Dataset entries:
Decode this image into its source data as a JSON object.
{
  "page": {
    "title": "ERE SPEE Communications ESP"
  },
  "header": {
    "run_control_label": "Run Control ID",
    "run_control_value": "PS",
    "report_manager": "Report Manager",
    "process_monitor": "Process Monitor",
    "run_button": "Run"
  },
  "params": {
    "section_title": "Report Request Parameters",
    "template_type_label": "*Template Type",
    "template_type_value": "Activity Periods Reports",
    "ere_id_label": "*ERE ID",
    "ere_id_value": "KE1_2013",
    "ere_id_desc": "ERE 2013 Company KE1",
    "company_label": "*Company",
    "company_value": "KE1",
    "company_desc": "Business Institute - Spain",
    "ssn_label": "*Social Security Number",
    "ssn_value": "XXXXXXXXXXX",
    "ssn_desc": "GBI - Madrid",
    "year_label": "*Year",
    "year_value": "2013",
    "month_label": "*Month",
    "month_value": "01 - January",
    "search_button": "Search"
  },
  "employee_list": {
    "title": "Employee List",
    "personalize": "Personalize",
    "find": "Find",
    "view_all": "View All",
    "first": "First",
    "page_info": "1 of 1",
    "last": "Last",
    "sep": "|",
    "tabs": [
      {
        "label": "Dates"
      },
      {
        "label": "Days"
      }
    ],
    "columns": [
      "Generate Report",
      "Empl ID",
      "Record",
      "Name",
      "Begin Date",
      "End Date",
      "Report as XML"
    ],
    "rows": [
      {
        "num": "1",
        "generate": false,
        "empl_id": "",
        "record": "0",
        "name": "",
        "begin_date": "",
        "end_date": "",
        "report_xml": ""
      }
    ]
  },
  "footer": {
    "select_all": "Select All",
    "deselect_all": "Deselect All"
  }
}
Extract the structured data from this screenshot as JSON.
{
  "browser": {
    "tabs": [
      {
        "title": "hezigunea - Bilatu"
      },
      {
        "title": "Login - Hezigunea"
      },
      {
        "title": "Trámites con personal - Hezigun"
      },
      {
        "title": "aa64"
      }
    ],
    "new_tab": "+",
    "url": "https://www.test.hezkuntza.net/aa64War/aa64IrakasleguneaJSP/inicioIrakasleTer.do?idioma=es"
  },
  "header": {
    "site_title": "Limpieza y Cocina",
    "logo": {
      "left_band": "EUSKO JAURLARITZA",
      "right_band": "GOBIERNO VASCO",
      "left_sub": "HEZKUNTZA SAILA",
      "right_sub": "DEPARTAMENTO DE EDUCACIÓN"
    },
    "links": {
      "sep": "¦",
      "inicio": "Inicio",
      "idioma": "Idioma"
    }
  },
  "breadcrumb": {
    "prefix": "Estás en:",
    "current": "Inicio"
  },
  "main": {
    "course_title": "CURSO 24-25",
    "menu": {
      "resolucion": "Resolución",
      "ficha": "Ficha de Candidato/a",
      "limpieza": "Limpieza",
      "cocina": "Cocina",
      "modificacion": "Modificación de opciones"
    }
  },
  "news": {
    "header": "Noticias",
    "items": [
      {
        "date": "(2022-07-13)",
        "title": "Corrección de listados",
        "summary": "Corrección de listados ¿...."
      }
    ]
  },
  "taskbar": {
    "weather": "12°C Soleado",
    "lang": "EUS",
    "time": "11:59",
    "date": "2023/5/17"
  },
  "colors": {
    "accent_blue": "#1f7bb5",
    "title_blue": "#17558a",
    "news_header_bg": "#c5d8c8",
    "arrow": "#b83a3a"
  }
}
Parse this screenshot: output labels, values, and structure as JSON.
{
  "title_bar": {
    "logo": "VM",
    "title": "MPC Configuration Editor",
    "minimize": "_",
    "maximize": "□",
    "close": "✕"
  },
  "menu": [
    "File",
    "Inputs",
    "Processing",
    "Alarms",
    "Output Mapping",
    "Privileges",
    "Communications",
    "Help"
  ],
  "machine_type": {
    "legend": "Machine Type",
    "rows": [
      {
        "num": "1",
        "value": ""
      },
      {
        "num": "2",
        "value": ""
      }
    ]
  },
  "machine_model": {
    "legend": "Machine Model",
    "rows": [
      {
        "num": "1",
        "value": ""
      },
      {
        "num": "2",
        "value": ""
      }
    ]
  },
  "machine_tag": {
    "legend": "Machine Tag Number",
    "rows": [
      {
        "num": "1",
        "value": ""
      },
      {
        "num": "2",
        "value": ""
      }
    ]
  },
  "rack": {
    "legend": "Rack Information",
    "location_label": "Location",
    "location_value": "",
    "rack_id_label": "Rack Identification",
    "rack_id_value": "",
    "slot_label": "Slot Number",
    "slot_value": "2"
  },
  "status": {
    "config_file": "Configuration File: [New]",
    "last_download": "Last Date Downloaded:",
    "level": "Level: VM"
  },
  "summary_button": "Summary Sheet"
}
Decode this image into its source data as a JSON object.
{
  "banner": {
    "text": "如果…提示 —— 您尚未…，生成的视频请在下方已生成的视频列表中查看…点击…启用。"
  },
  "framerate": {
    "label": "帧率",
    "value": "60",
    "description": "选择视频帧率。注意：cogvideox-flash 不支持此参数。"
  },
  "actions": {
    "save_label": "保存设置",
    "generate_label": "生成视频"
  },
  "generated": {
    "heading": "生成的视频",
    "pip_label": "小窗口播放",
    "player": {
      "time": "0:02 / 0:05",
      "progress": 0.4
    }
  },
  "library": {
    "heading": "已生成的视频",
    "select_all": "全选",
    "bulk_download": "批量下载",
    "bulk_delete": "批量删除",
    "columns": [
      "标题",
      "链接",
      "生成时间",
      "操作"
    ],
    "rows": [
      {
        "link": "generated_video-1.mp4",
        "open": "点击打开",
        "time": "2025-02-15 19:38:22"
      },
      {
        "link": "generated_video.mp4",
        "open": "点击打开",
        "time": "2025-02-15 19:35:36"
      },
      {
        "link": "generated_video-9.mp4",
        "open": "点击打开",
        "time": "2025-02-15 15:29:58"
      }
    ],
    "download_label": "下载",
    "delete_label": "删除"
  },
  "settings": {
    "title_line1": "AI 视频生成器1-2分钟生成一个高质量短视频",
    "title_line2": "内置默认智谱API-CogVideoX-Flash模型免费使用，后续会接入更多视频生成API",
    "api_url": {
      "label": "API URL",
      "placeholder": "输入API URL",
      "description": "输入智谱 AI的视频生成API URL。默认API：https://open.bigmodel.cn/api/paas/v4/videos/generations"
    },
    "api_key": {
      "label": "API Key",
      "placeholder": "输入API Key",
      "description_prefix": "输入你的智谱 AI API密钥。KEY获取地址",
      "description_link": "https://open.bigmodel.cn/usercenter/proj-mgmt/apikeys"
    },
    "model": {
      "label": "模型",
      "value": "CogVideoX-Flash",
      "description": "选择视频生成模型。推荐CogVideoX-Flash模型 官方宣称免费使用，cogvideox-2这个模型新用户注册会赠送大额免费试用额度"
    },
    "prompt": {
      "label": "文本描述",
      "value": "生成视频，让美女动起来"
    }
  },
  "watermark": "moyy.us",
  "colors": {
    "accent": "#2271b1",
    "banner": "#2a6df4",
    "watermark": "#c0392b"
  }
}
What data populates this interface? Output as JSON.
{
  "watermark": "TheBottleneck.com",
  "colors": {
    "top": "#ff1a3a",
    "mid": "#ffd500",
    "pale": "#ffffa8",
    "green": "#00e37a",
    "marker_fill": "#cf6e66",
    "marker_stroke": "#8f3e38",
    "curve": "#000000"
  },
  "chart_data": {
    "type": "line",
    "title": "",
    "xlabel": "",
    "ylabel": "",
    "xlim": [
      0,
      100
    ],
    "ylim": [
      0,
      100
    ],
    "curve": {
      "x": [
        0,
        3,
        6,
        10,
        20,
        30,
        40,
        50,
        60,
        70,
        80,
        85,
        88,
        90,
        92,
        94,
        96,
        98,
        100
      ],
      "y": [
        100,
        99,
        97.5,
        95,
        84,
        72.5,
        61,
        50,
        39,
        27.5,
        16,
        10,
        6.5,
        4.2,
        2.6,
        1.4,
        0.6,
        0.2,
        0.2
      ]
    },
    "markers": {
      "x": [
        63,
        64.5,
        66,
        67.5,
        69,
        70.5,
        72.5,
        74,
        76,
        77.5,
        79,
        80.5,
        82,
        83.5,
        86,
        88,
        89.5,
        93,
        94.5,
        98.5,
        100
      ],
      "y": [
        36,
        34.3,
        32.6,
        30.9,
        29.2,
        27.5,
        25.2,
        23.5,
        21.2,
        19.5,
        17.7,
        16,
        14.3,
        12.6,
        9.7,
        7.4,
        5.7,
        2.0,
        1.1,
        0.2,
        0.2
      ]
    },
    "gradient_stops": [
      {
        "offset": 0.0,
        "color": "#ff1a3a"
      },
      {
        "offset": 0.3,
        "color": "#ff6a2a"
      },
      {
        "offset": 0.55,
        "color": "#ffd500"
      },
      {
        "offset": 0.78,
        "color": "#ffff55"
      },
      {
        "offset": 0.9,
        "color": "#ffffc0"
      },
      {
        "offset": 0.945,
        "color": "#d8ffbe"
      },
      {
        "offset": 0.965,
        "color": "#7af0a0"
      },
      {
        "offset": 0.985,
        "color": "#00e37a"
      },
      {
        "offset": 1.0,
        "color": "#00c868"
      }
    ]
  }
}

* [The problem]:
Within the data above, count the lines that contain the string "输入API"; the reply is the number alone.

* [Written solution]:
2